====== WORKING DATA

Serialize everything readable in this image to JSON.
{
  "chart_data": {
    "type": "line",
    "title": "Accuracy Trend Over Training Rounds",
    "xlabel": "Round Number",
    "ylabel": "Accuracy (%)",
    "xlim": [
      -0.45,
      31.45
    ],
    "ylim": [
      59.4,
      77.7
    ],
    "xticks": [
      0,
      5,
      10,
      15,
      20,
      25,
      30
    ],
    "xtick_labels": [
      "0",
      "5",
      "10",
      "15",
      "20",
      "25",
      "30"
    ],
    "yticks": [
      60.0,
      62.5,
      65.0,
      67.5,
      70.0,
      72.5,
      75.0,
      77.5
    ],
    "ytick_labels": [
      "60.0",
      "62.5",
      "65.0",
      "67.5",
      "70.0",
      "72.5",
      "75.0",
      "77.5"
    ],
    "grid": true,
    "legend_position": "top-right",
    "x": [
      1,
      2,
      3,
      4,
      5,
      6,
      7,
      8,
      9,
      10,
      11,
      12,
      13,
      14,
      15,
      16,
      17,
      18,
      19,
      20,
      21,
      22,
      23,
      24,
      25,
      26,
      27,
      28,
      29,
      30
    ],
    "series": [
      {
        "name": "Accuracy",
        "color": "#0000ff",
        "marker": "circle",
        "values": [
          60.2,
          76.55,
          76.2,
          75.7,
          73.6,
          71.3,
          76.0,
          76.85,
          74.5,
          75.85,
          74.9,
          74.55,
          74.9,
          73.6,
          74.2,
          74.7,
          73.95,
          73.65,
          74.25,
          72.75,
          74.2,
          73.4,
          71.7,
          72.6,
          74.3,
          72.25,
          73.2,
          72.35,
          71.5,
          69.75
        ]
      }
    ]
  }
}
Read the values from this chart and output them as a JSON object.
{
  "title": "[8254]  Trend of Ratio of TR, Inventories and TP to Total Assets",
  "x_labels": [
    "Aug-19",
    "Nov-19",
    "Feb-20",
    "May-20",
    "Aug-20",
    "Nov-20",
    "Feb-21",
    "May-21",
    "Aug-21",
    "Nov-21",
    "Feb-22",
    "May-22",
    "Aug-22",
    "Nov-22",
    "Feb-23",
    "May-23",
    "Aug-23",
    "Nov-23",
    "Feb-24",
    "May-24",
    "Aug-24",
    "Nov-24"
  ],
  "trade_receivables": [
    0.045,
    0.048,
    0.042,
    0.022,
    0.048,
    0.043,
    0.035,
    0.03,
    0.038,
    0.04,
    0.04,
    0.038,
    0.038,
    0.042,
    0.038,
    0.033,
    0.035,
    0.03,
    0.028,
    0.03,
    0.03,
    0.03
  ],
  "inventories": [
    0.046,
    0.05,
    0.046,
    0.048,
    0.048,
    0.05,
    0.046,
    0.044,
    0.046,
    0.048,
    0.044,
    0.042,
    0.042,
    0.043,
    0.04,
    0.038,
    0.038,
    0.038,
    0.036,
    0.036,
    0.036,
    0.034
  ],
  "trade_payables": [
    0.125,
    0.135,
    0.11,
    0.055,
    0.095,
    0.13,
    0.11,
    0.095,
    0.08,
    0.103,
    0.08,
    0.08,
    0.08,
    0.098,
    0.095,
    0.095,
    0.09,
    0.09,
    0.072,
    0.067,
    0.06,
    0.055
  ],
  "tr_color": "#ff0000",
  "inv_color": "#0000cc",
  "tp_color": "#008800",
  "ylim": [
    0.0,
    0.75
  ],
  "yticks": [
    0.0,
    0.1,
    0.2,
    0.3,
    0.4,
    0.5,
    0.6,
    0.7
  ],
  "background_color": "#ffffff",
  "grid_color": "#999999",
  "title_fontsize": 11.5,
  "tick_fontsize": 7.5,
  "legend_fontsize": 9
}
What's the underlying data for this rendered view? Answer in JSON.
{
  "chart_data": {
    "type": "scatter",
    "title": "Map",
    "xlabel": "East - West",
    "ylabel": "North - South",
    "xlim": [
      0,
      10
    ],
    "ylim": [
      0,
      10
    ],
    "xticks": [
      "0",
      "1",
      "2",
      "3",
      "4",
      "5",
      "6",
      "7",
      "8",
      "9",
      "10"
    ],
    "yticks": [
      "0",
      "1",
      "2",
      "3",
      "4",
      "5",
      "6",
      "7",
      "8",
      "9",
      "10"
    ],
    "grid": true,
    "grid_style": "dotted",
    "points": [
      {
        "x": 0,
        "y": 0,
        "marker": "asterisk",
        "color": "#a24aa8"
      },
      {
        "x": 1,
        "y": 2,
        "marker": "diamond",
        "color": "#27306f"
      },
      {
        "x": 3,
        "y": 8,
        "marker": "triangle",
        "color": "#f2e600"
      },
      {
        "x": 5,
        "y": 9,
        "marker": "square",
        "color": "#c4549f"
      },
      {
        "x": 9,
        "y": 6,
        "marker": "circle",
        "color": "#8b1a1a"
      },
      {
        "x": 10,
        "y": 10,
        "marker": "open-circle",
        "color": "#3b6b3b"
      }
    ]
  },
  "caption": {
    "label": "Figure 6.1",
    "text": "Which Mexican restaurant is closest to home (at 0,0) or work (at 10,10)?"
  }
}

============

[WHAT YOU ARE ASKED TO DO]: Nothing should be left out: repeat all of the data exactly.

[SOLUTION TO THE EXERCISE]:
Serialize everything readable in this image to JSON.
{
  "chart_data": {
    "type": "line",
    "title": "Accuracy Trend Over Training Rounds",
    "xlabel": "Round Number",
    "ylabel": "Accuracy (%)",
    "xlim": [
      -0.45,
      31.45
    ],
    "ylim": [
      59.4,
      77.7
    ],
    "xticks": [
      0,
      5,
      10,
      15,
      20,
      25,
      30
    ],
    "xtick_labels": [
      "0",
      "5",
      "10",
      "15",
      "20",
      "25",
      "30"
    ],
    "yticks": [
      60.0,
      62.5,
      65.0,
      67.5,
      70.0,
      72.5,
      75.0,
      77.5
    ],
    "ytick_labels": [
      "60.0",
      "62.5",
      "65.0",
      "67.5",
      "70.0",
      "72.5",
      "75.0",
      "77.5"
    ],
    "grid": true,
    "legend_position": "top-right",
    "x": [
      1,
      2,
      3,
      4,
      5,
      6,
      7,
      8,
      9,
      10,
      11,
      12,
      13,
      14,
      15,
      16,
      17,
      18,
      19,
      20,
      21,
      22,
      23,
      24,
      25,
      26,
      27,
      28,
      29,
      30
    ],
    "series": [
      {
        "name": "Accuracy",
        "color": "#0000ff",
        "marker": "circle",
        "values": [
          60.2,
          76.55,
          76.2,
          75.7,
          73.6,
          71.3,
          76.0,
          76.85,
          74.5,
          75.85,
          74.9,
          74.55,
          74.9,
          73.6,
          74.2,
          74.7,
          73.95,
          73.65,
          74.25,
          72.75,
          74.2,
          73.4,
          71.7,
          72.6,
          74.3,
          72.25,
          73.2,
          72.35,
          71.5,
          69.75
        ]
      }
    ]
  }
}
Read the values from this chart and output them as a JSON object.
{
  "title": "[8254]  Trend of Ratio of TR, Inventories and TP to Total Assets",
  "x_labels": [
    "Aug-19",
    "Nov-19",
    "Feb-20",
    "May-20",
    "Aug-20",
    "Nov-20",
    "Feb-21",
    "May-21",
    "Aug-21",
    "Nov-21",
    "Feb-22",
    "May-22",
    "Aug-22",
    "Nov-22",
    "Feb-23",
    "May-23",
    "Aug-23",
    "Nov-23",
    "Feb-24",
    "May-24",
    "Aug-24",
    "Nov-24"
  ],
  "trade_receivables": [
    0.045,
    0.048,
    0.042,
    0.022,
    0.048,
    0.043,
    0.035,
    0.03,
    0.038,
    0.04,
    0.04,
    0.038,
    0.038,
    0.042,
    0.038,
    0.033,
    0.035,
    0.03,
    0.028,
    0.03,
    0.03,
    0.03
  ],
  "inventories": [
    0.046,
    0.05,
    0.046,
    0.048,
    0.048,
    0.05,
    0.046,
    0.044,
    0.046,
    0.048,
    0.044,
    0.042,
    0.042,
    0.043,
    0.04,
    0.038,
    0.038,
    0.038,
    0.036,
    0.036,
    0.036,
    0.034
  ],
  "trade_payables": [
    0.125,
    0.135,
    0.11,
    0.055,
    0.095,
    0.13,
    0.11,
    0.095,
    0.08,
    0.103,
    0.08,
    0.08,
    0.08,
    0.098,
    0.095,
    0.095,
    0.09,
    0.09,
    0.072,
    0.067,
    0.06,
    0.055
  ],
  "tr_color": "#ff0000",
  "inv_color": "#0000cc",
  "tp_color": "#008800",
  "ylim": [
    0.0,
    0.75
  ],
  "yticks": [
    0.0,
    0.1,
    0.2,
    0.3,
    0.4,
    0.5,
    0.6,
    0.7
  ],
  "background_color": "#ffffff",
  "grid_color": "#999999",
  "title_fontsize": 11.5,
  "tick_fontsize": 7.5,
  "legend_fontsize": 9
}
What's the underlying data for this rendered view? Answer in JSON.
{
  "chart_data": {
    "type": "scatter",
    "title": "Map",
    "xlabel": "East - West",
    "ylabel": "North - South",
    "xlim": [
      0,
      10
    ],
    "ylim": [
      0,
      10
    ],
    "xticks": [
      "0",
      "1",
      "2",
      "3",
      "4",
      "5",
      "6",
      "7",
      "8",
      "9",
      "10"
    ],
    "yticks": [
      "0",
      "1",
      "2",
      "3",
      "4",
      "5",
      "6",
      "7",
      "8",
      "9",
      "10"
    ],
    "grid": true,
    "grid_style": "dotted",
    "points": [
      {
        "x": 0,
        "y": 0,
        "marker": "asterisk",
        "color": "#a24aa8"
      },
      {
        "x": 1,
        "y": 2,
        "marker": "diamond",
        "color": "#27306f"
      },
      {
        "x": 3,
        "y": 8,
        "marker": "triangle",
        "color": "#f2e600"
      },
      {
        "x": 5,
        "y": 9,
        "marker": "square",
        "color": "#c4549f"
      },
      {
        "x": 9,
        "y": 6,
        "marker": "circle",
        "color": "#8b1a1a"
      },
      {
        "x": 10,
        "y": 10,
        "marker": "open-circle",
        "color": "#3b6b3b"
      }
    ]
  },
  "caption": {
    "label": "Figure 6.1",
    "text": "Which Mexican restaurant is closest to home (at 0,0) or work (at 10,10)?"
  }
}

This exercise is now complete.